PROBLEM TO SOLVE: Copy out all of the material exactly as presented.

SUPPLIED ENTRIES:
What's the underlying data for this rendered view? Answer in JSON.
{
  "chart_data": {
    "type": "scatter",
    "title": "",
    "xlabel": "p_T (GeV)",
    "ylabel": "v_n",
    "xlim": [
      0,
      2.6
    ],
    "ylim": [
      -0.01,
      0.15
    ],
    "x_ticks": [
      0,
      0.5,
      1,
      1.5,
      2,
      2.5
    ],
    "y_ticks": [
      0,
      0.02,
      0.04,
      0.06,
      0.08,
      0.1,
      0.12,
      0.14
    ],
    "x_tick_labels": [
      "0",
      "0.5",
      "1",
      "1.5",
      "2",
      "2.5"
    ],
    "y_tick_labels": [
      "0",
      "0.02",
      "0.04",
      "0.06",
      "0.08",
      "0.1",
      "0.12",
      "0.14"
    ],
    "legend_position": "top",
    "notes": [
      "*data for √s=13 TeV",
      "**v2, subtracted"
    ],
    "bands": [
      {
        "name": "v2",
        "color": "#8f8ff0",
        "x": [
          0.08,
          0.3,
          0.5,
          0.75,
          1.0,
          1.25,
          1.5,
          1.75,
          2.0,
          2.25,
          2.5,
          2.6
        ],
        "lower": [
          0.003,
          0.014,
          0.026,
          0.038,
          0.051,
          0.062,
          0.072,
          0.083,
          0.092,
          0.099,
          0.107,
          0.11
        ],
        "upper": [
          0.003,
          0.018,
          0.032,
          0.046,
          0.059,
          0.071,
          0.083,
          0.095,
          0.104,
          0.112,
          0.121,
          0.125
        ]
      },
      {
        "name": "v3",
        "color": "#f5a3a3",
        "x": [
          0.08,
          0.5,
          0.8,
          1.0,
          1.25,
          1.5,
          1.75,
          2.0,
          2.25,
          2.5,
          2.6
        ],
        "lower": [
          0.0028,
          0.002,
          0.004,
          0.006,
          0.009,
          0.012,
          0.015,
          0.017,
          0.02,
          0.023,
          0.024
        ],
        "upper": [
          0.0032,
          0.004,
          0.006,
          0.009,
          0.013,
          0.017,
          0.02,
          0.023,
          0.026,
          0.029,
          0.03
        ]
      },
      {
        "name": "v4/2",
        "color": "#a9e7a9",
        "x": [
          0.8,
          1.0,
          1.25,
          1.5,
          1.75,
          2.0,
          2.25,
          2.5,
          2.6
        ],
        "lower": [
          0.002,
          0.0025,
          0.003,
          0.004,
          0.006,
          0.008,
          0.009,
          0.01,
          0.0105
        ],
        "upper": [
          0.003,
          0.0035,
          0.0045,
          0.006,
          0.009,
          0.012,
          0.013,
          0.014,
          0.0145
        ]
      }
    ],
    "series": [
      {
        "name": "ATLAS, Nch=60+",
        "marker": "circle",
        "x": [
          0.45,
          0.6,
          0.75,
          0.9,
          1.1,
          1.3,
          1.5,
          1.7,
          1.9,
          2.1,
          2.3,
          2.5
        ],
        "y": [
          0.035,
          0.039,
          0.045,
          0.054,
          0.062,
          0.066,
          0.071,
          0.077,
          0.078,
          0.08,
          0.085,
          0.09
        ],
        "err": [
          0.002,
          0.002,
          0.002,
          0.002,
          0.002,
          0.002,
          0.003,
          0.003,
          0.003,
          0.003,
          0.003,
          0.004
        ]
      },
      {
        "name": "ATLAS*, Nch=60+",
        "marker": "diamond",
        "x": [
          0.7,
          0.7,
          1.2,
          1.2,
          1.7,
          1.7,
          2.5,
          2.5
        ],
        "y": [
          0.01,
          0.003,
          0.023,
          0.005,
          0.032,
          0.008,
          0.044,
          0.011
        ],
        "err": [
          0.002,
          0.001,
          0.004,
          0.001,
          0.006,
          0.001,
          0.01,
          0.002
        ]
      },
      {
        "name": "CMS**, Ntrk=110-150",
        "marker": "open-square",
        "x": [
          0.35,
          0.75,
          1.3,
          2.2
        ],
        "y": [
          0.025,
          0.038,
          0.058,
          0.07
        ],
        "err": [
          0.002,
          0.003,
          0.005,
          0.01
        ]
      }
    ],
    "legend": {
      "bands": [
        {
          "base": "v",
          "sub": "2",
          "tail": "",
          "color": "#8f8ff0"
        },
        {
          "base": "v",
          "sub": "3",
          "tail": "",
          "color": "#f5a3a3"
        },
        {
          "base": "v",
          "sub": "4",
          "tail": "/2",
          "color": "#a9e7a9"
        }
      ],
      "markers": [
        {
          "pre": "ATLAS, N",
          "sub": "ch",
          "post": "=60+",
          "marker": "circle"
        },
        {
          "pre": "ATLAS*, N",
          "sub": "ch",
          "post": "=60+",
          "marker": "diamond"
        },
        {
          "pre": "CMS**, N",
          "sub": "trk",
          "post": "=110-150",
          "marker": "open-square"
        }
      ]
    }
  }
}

RESULT:
What's the underlying data for this rendered view? Answer in JSON.
{
  "chart_data": {
    "type": "scatter",
    "title": "",
    "xlabel": "p_T (GeV)",
    "ylabel": "v_n",
    "xlim": [
      0,
      2.6
    ],
    "ylim": [
      -0.01,
      0.15
    ],
    "x_ticks": [
      0,
      0.5,
      1,
      1.5,
      2,
      2.5
    ],
    "y_ticks": [
      0,
      0.02,
      0.04,
      0.06,
      0.08,
      0.1,
      0.12,
      0.14
    ],
    "x_tick_labels": [
      "0",
      "0.5",
      "1",
      "1.5",
      "2",
      "2.5"
    ],
    "y_tick_labels": [
      "0",
      "0.02",
      "0.04",
      "0.06",
      "0.08",
      "0.1",
      "0.12",
      "0.14"
    ],
    "legend_position": "top",
    "notes": [
      "*data for √s=13 TeV",
      "**v2, subtracted"
    ],
    "bands": [
      {
        "name": "v2",
        "color": "#8f8ff0",
        "x": [
          0.08,
          0.3,
          0.5,
          0.75,
          1.0,
          1.25,
          1.5,
          1.75,
          2.0,
          2.25,
          2.5,
          2.6
        ],
        "lower": [
          0.003,
          0.014,
          0.026,
          0.038,
          0.051,
          0.062,
          0.072,
          0.083,
          0.092,
          0.099,
          0.107,
          0.11
        ],
        "upper": [
          0.003,
          0.018,
          0.032,
          0.046,
          0.059,
          0.071,
          0.083,
          0.095,
          0.104,
          0.112,
          0.121,
          0.125
        ]
      },
      {
        "name": "v3",
        "color": "#f5a3a3",
        "x": [
          0.08,
          0.5,
          0.8,
          1.0,
          1.25,
          1.5,
          1.75,
          2.0,
          2.25,
          2.5,
          2.6
        ],
        "lower": [
          0.0028,
          0.002,
          0.004,
          0.006,
          0.009,
          0.012,
          0.015,
          0.017,
          0.02,
          0.023,
          0.024
        ],
        "upper": [
          0.0032,
          0.004,
          0.006,
          0.009,
          0.013,
          0.017,
          0.02,
          0.023,
          0.026,
          0.029,
          0.03
        ]
      },
      {
        "name": "v4/2",
        "color": "#a9e7a9",
        "x": [
          0.8,
          1.0,
          1.25,
          1.5,
          1.75,
          2.0,
          2.25,
          2.5,
          2.6
        ],
        "lower": [
          0.002,
          0.0025,
          0.003,
          0.004,
          0.006,
          0.008,
          0.009,
          0.01,
          0.0105
        ],
        "upper": [
          0.003,
          0.0035,
          0.0045,
          0.006,
          0.009,
          0.012,
          0.013,
          0.014,
          0.0145
        ]
      }
    ],
    "series": [
      {
        "name": "ATLAS, Nch=60+",
        "marker": "circle",
        "x": [
          0.45,
          0.6,
          0.75,
          0.9,
          1.1,
          1.3,
          1.5,
          1.7,
          1.9,
          2.1,
          2.3,
          2.5
        ],
        "y": [
          0.035,
          0.039,
          0.045,
          0.054,
          0.062,
          0.066,
          0.071,
          0.077,
          0.078,
          0.08,
          0.085,
          0.09
        ],
        "err": [
          0.002,
          0.002,
          0.002,
          0.002,
          0.002,
          0.002,
          0.003,
          0.003,
          0.003,
          0.003,
          0.003,
          0.004
        ]
      },
      {
        "name": "ATLAS*, Nch=60+",
        "marker": "diamond",
        "x": [
          0.7,
          0.7,
          1.2,
          1.2,
          1.7,
          1.7,
          2.5,
          2.5
        ],
        "y": [
          0.01,
          0.003,
          0.023,
          0.005,
          0.032,
          0.008,
          0.044,
          0.011
        ],
        "err": [
          0.002,
          0.001,
          0.004,
          0.001,
          0.006,
          0.001,
          0.01,
          0.002
        ]
      },
      {
        "name": "CMS**, Ntrk=110-150",
        "marker": "open-square",
        "x": [
          0.35,
          0.75,
          1.3,
          2.2
        ],
        "y": [
          0.025,
          0.038,
          0.058,
          0.07
        ],
        "err": [
          0.002,
          0.003,
          0.005,
          0.01
        ]
      }
    ],
    "legend": {
      "bands": [
        {
          "base": "v",
          "sub": "2",
          "tail": "",
          "color": "#8f8ff0"
        },
        {
          "base": "v",
          "sub": "3",
          "tail": "",
          "color": "#f5a3a3"
        },
        {
          "base": "v",
          "sub": "4",
          "tail": "/2",
          "color": "#a9e7a9"
        }
      ],
      "markers": [
        {
          "pre": "ATLAS, N",
          "sub": "ch",
          "post": "=60+",
          "marker": "circle"
        },
        {
          "pre": "ATLAS*, N",
          "sub": "ch",
          "post": "=60+",
          "marker": "diamond"
        },
        {
          "pre": "CMS**, N",
          "sub": "trk",
          "post": "=110-150",
          "marker": "open-square"
        }
      ]
    }
  }
}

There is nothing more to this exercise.